* START Input *

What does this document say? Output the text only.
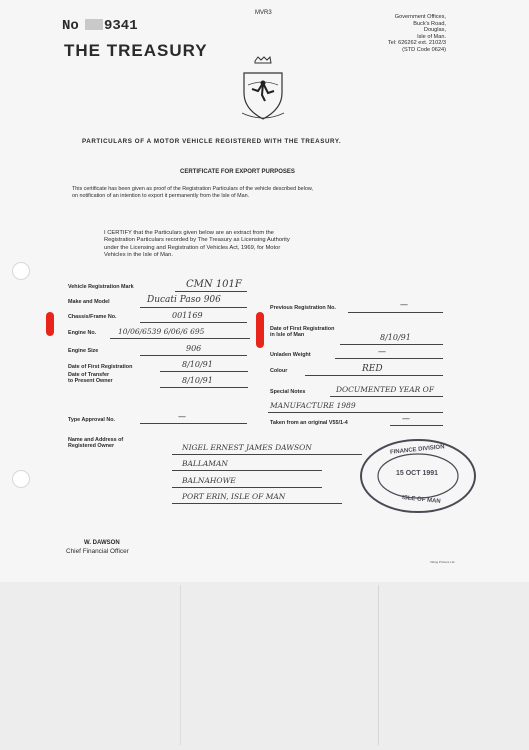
MVR3
No 9341
THE TREASURY
Government Offices,
Buck's Road,
Douglas,
Isle of Man.
Tel: 626262 ext. 2102/3
(STD Code 0624)
PARTICULARS OF A MOTOR VEHICLE REGISTERED WITH THE TREASURY.
CERTIFICATE FOR EXPORT PURPOSES
This certificate has been given as proof of the Registration Particulars of the vehicle described below,
on notification of an intention to export it permanently from the Isle of Man.
I CERTIFY that the Particulars given below are an extract from the
Registration Particulars recorded by The Treasury as Licensing Authority
under the Licensing and Registration of Vehicles Act, 1969, for Motor
Vehicles in the Isle of Man.
Vehicle Registration Mark	CMN 101F
Make and Model	Ducati Paso 906
Chassis/Frame No.	001169
Engine No.	10/06/6539 6/06/6 695
Engine Size	906
Date of First Registration	8/10/91
Date of Transfer
to Present Owner	8/10/91
Type Approval No.	—
Previous Registration No.	—
Date of First Registration
in Isle of Man	8/10/91
Unladen Weight	—
Colour	RED
Special Notes	DOCUMENTED YEAR OF
MANUFACTURE 1989
Taken from an original V55/1-4	—
Name and Address of
Registered Owner	NIGEL ERNEST JAMES DAWSON
BALLAMAN
BALNAHOWE
PORT ERIN, ISLE OF MAN
FINANCE DIVISION
15 OCT 1991
ISLE OF MAN
W. DAWSON
Chief Financial Officer
Viking Printers Ltd.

* END Input *

* Exercise brief
Gather and copy every line of the data in which the string "Date" is found.

* Result below
Date of First Registration	8/10/91
Date of Transfer
Date of First Registration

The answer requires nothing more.